YOUR OBJECTIVE:
Repeat the material exactly as it appears.

Figure record extracts

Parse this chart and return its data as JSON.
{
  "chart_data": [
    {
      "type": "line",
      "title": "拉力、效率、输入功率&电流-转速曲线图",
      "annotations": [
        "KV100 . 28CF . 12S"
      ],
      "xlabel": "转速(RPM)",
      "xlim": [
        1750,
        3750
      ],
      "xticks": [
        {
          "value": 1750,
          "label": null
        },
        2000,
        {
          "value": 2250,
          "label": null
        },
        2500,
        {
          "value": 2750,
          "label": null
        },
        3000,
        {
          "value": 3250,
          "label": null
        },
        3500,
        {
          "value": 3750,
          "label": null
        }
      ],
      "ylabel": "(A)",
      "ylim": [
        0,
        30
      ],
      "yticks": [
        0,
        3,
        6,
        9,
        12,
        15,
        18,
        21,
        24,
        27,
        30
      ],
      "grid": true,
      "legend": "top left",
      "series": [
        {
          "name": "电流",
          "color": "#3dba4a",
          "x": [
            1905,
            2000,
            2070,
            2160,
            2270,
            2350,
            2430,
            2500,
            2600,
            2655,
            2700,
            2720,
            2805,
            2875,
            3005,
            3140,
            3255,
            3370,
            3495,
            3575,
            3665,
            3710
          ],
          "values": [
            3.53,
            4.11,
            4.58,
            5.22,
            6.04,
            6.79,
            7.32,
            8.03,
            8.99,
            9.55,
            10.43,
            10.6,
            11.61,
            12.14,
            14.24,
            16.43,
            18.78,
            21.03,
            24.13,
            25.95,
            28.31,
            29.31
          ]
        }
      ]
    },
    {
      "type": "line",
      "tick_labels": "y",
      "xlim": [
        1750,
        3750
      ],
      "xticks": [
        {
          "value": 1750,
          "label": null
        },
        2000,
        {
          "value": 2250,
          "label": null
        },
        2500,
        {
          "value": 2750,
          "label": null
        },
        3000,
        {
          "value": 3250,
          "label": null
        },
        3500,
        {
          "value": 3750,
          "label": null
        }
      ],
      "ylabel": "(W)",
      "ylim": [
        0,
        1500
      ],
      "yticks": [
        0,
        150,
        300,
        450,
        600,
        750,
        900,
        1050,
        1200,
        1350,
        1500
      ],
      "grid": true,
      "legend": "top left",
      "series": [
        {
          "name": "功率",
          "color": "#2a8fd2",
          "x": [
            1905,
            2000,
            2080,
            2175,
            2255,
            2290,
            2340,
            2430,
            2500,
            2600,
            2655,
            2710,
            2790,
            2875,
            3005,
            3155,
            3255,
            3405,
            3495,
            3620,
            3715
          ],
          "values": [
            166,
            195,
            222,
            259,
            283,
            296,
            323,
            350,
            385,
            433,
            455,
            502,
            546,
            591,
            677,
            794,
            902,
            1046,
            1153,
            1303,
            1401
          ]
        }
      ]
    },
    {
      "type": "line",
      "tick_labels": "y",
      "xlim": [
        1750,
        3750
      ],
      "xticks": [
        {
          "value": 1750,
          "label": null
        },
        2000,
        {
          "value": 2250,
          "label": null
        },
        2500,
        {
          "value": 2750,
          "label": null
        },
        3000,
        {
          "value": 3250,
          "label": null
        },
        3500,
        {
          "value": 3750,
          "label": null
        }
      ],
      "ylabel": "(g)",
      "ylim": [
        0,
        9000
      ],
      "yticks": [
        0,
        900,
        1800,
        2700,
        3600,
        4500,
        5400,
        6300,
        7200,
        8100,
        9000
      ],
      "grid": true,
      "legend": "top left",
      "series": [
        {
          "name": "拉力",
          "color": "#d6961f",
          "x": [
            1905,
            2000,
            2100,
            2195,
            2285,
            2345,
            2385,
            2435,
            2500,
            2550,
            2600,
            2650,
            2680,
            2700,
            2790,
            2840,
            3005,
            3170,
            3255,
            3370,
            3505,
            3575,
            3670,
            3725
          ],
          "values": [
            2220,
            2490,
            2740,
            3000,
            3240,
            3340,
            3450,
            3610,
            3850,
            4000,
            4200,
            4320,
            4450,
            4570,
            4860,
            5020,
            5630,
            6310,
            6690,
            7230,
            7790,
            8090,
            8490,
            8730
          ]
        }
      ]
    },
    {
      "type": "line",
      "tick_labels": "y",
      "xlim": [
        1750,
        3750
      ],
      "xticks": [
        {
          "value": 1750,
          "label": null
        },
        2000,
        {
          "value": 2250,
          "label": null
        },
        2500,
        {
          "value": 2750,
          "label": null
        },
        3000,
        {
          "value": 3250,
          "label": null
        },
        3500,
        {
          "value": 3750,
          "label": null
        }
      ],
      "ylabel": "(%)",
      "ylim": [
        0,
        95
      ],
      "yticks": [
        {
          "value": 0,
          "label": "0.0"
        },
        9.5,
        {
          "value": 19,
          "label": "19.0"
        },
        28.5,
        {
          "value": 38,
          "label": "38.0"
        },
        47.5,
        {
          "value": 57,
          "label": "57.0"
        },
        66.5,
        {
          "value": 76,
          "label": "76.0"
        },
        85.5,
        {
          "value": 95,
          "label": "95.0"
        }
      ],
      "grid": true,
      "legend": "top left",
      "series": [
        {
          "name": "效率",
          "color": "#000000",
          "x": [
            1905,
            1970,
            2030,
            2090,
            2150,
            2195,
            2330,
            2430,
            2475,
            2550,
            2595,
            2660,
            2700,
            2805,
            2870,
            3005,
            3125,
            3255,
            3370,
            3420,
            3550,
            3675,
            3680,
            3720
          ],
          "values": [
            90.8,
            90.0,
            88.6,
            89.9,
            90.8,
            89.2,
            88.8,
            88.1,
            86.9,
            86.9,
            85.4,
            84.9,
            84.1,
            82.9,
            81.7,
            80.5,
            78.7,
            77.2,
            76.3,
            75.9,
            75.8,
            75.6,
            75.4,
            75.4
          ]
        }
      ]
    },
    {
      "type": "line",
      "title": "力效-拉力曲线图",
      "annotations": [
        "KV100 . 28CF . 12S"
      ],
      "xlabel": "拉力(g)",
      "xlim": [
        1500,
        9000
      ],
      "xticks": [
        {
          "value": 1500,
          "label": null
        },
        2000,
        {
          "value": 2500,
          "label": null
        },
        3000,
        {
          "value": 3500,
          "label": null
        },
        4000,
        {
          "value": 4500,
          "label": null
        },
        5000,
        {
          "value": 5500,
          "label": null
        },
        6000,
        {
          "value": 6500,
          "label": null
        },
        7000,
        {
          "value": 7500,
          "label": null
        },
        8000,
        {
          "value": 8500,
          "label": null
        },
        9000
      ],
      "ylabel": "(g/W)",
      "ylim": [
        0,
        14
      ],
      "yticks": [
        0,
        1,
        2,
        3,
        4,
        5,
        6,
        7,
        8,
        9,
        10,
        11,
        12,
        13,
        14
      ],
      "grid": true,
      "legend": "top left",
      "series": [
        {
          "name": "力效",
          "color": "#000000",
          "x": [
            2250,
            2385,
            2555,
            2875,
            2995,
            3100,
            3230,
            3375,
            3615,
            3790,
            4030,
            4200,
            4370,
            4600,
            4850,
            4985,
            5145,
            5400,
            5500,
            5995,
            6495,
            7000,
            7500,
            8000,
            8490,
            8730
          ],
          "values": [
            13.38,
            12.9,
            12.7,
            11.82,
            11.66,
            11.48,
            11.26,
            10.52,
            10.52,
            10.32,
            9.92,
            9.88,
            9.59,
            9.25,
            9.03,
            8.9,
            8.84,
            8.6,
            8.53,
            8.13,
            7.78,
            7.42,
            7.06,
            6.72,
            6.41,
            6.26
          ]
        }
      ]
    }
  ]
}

RESPONSE TO THE EXERCISE:
Parse this chart and return its data as JSON.
{
  "chart_data": [
    {
      "type": "line",
      "title": "拉力、效率、输入功率&电流-转速曲线图",
      "annotations": [
        "KV100 . 28CF . 12S"
      ],
      "xlabel": "转速(RPM)",
      "xlim": [
        1750,
        3750
      ],
      "xticks": [
        {
          "value": 1750,
          "label": null
        },
        2000,
        {
          "value": 2250,
          "label": null
        },
        2500,
        {
          "value": 2750,
          "label": null
        },
        3000,
        {
          "value": 3250,
          "label": null
        },
        3500,
        {
          "value": 3750,
          "label": null
        }
      ],
      "ylabel": "(A)",
      "ylim": [
        0,
        30
      ],
      "yticks": [
        0,
        3,
        6,
        9,
        12,
        15,
        18,
        21,
        24,
        27,
        30
      ],
      "grid": true,
      "legend": "top left",
      "series": [
        {
          "name": "电流",
          "color": "#3dba4a",
          "x": [
            1905,
            2000,
            2070,
            2160,
            2270,
            2350,
            2430,
            2500,
            2600,
            2655,
            2700,
            2720,
            2805,
            2875,
            3005,
            3140,
            3255,
            3370,
            3495,
            3575,
            3665,
            3710
          ],
          "values": [
            3.53,
            4.11,
            4.58,
            5.22,
            6.04,
            6.79,
            7.32,
            8.03,
            8.99,
            9.55,
            10.43,
            10.6,
            11.61,
            12.14,
            14.24,
            16.43,
            18.78,
            21.03,
            24.13,
            25.95,
            28.31,
            29.31
          ]
        }
      ]
    },
    {
      "type": "line",
      "tick_labels": "y",
      "xlim": [
        1750,
        3750
      ],
      "xticks": [
        {
          "value": 1750,
          "label": null
        },
        2000,
        {
          "value": 2250,
          "label": null
        },
        2500,
        {
          "value": 2750,
          "label": null
        },
        3000,
        {
          "value": 3250,
          "label": null
        },
        3500,
        {
          "value": 3750,
          "label": null
        }
      ],
      "ylabel": "(W)",
      "ylim": [
        0,
        1500
      ],
      "yticks": [
        0,
        150,
        300,
        450,
        600,
        750,
        900,
        1050,
        1200,
        1350,
        1500
      ],
      "grid": true,
      "legend": "top left",
      "series": [
        {
          "name": "功率",
          "color": "#2a8fd2",
          "x": [
            1905,
            2000,
            2080,
            2175,
            2255,
            2290,
            2340,
            2430,
            2500,
            2600,
            2655,
            2710,
            2790,
            2875,
            3005,
            3155,
            3255,
            3405,
            3495,
            3620,
            3715
          ],
          "values": [
            166,
            195,
            222,
            259,
            283,
            296,
            323,
            350,
            385,
            433,
            455,
            502,
            546,
            591,
            677,
            794,
            902,
            1046,
            1153,
            1303,
            1401
          ]
        }
      ]
    },
    {
      "type": "line",
      "tick_labels": "y",
      "xlim": [
        1750,
        3750
      ],
      "xticks": [
        {
          "value": 1750,
          "label": null
        },
        2000,
        {
          "value": 2250,
          "label": null
        },
        2500,
        {
          "value": 2750,
          "label": null
        },
        3000,
        {
          "value": 3250,
          "label": null
        },
        3500,
        {
          "value": 3750,
          "label": null
        }
      ],
      "ylabel": "(g)",
      "ylim": [
        0,
        9000
      ],
      "yticks": [
        0,
        900,
        1800,
        2700,
        3600,
        4500,
        5400,
        6300,
        7200,
        8100,
        9000
      ],
      "grid": true,
      "legend": "top left",
      "series": [
        {
          "name": "拉力",
          "color": "#d6961f",
          "x": [
            1905,
            2000,
            2100,
            2195,
            2285,
            2345,
            2385,
            2435,
            2500,
            2550,
            2600,
            2650,
            2680,
            2700,
            2790,
            2840,
            3005,
            3170,
            3255,
            3370,
            3505,
            3575,
            3670,
            3725
          ],
          "values": [
            2220,
            2490,
            2740,
            3000,
            3240,
            3340,
            3450,
            3610,
            3850,
            4000,
            4200,
            4320,
            4450,
            4570,
            4860,
            5020,
            5630,
            6310,
            6690,
            7230,
            7790,
            8090,
            8490,
            8730
          ]
        }
      ]
    },
    {
      "type": "line",
      "tick_labels": "y",
      "xlim": [
        1750,
        3750
      ],
      "xticks": [
        {
          "value": 1750,
          "label": null
        },
        2000,
        {
          "value": 2250,
          "label": null
        },
        2500,
        {
          "value": 2750,
          "label": null
        },
        3000,
        {
          "value": 3250,
          "label": null
        },
        3500,
        {
          "value": 3750,
          "label": null
        }
      ],
      "ylabel": "(%)",
      "ylim": [
        0,
        95
      ],
      "yticks": [
        {
          "value": 0,
          "label": "0.0"
        },
        9.5,
        {
          "value": 19,
          "label": "19.0"
        },
        28.5,
        {
          "value": 38,
          "label": "38.0"
        },
        47.5,
        {
          "value": 57,
          "label": "57.0"
        },
        66.5,
        {
          "value": 76,
          "label": "76.0"
        },
        85.5,
        {
          "value": 95,
          "label": "95.0"
        }
      ],
      "grid": true,
      "legend": "top left",
      "series": [
        {
          "name": "效率",
          "color": "#000000",
          "x": [
            1905,
            1970,
            2030,
            2090,
            2150,
            2195,
            2330,
            2430,
            2475,
            2550,
            2595,
            2660,
            2700,
            2805,
            2870,
            3005,
            3125,
            3255,
            3370,
            3420,
            3550,
            3675,
            3680,
            3720
          ],
          "values": [
            90.8,
            90.0,
            88.6,
            89.9,
            90.8,
            89.2,
            88.8,
            88.1,
            86.9,
            86.9,
            85.4,
            84.9,
            84.1,
            82.9,
            81.7,
            80.5,
            78.7,
            77.2,
            76.3,
            75.9,
            75.8,
            75.6,
            75.4,
            75.4
          ]
        }
      ]
    },
    {
      "type": "line",
      "title": "力效-拉力曲线图",
      "annotations": [
        "KV100 . 28CF . 12S"
      ],
      "xlabel": "拉力(g)",
      "xlim": [
        1500,
        9000
      ],
      "xticks": [
        {
          "value": 1500,
          "label": null
        },
        2000,
        {
          "value": 2500,
          "label": null
        },
        3000,
        {
          "value": 3500,
          "label": null
        },
        4000,
        {
          "value": 4500,
          "label": null
        },
        5000,
        {
          "value": 5500,
          "label": null
        },
        6000,
        {
          "value": 6500,
          "label": null
        },
        7000,
        {
          "value": 7500,
          "label": null
        },
        8000,
        {
          "value": 8500,
          "label": null
        },
        9000
      ],
      "ylabel": "(g/W)",
      "ylim": [
        0,
        14
      ],
      "yticks": [
        0,
        1,
        2,
        3,
        4,
        5,
        6,
        7,
        8,
        9,
        10,
        11,
        12,
        13,
        14
      ],
      "grid": true,
      "legend": "top left",
      "series": [
        {
          "name": "力效",
          "color": "#000000",
          "x": [
            2250,
            2385,
            2555,
            2875,
            2995,
            3100,
            3230,
            3375,
            3615,
            3790,
            4030,
            4200,
            4370,
            4600,
            4850,
            4985,
            5145,
            5400,
            5500,
            5995,
            6495,
            7000,
            7500,
            8000,
            8490,
            8730
          ],
          "values": [
            13.38,
            12.9,
            12.7,
            11.82,
            11.66,
            11.48,
            11.26,
            10.52,
            10.52,
            10.32,
            9.92,
            9.88,
            9.59,
            9.25,
            9.03,
            8.9,
            8.84,
            8.6,
            8.53,
            8.13,
            7.78,
            7.42,
            7.06,
            6.72,
            6.41,
            6.26
          ]
        }
      ]
    }
  ]
}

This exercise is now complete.